Given the capacities of current data systems, how might a policy involving greater support and greater accountability for teachers be implemented? Here is one example. Federal funding to districts for principal leadership training could be tied to district-level labor contracts giving the building leaders greater control over personnel decisions. The leadership training will include the interpretation and use of longitudinal data, constituting tools for comparing the principal’s school to others facing similar challenges. Professional learning communities for the principals can be part of this leadership program, assisting district teams to work through ideas for interventions. While the achievement-based accountability measures of teacher performance can be used as one of the factors in building-level decisions, the leadership training would include how to use the data systems for tracking both teacher job performance and the impact of support and training on that performance. —DN

Sunday, June 1, 2008

How Do Districts Use Evidence?

The research journal Education Policy published an article this month that is important for understanding how data and evidence are used at the school district level: “Evidence-Based Decision Making in School District Central Offices” by Meredith Honig and Cynthia Coburn, both alumnae of Stanford’s Graduate School of Education (Honig & Coburn, 2008). Understand that most of the data-driven decision-making research (and most decision-making based on data) occurs at the classroom level; teachers get immediate and actionable information about individual students. But Honig and Coburn are talking about central office administrators. Data at the district level are more complicated and, as the authors document, infused with political complications. When district leaders are making decisions about products or programs to adopt, evidence of the scientific sort is at best one element among many.

### [SOURCE MATERIAL]
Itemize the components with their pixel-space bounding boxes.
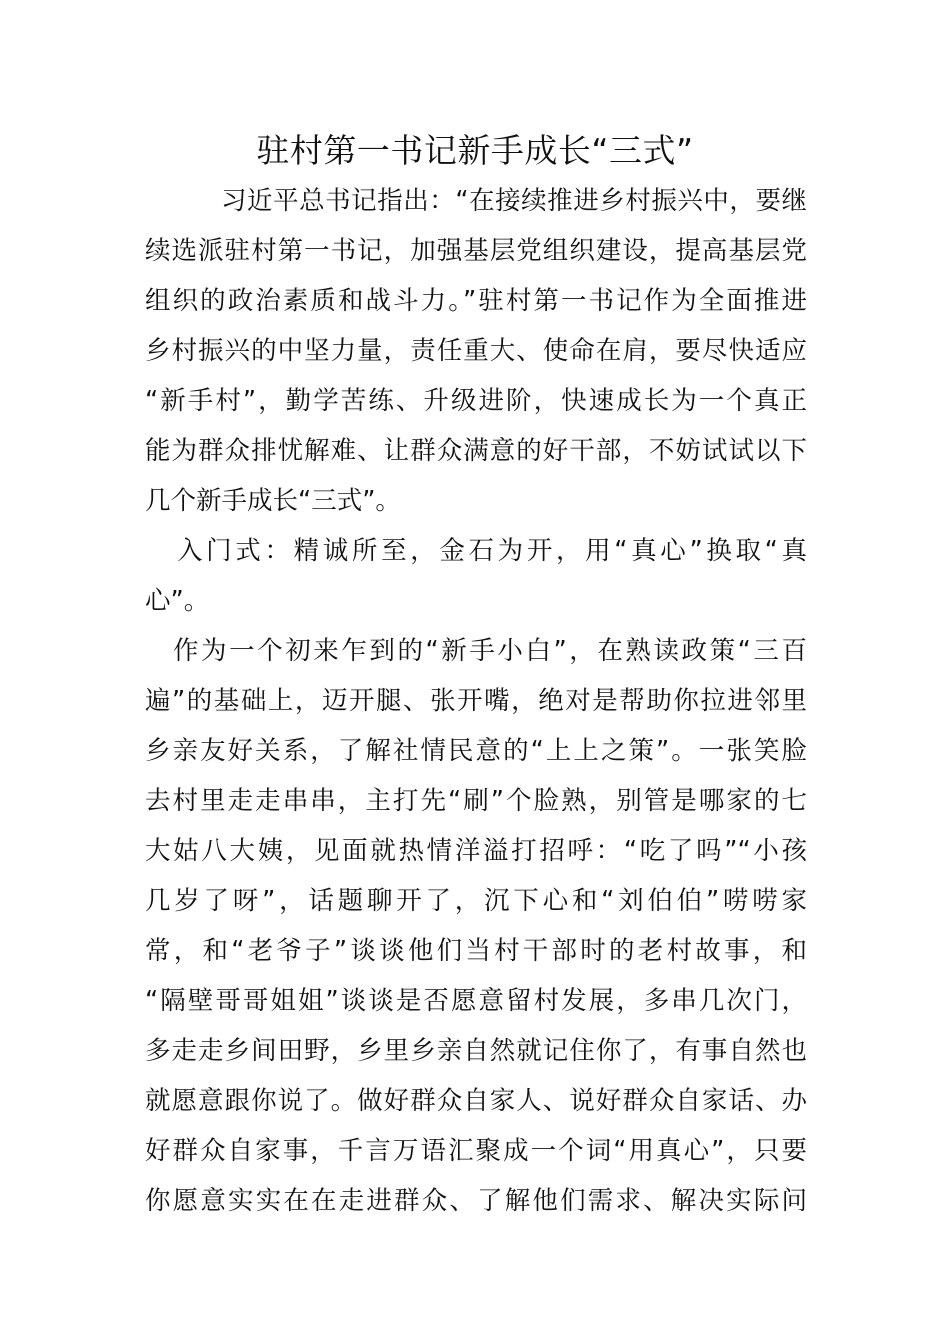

### [JOB 1]
Answer these from the education policy text, which appears above the data:
(a) In the example policy, federal funding for principal leadership training could be tied to what?
(b) Which research journal published the article by Meredith Honig and Cynthia Coburn?
(c) At what level does most data-driven decision-making research occur?
### [JOB 2]
Carry on the education policy text, above the data, from its final sentence.

### [EXERCISE RESULT 1]
(a) District-level labor contracts giving the building leaders greater control over personnel decisions.
(b) Education Policy.
(c) The classroom level.

### [EXERCISE RESULT 2]
Honig and Coburn review three decades of research and, after eliminating purely anecdotal and obviously advocacy pieces, they found 52 books and articles of substantial value. What they document parallels our own experience at Empirical Education in many respects. That is, rigorous evidence, once it is gathered through either reading scientific reviews or conducting local program evaluations, is never used “directly.” It is not a matter of the evidence dictating the decision. They document that scientific evidence is incorporated into a wide range of other kinds of information and evidence. These may include teacher feedback, implementation issues, past experience, or what the neighboring district superintendent said about it—all of which are legitimate sources of information and need to be incorporated into the thinking about what to do. This “working knowledge” is practical and “mediates” between information sources and decisions.

The other aspect of decision-making that Honig and Coburn address involves the organizational or political context of evidence use. In many cases the decision to move forward has been made before the evaluation is complete or even started; thus the evidence from it is used (or ignored) to support that decision or to maintain enthusiasm. As in any policy organization or administrative agency, there is a strong element of advocacy in how evidence is filtered and used. The authors suggest that this filtering for advocacy can be beneficial in helping administrators make the case for programs that could be beneficial.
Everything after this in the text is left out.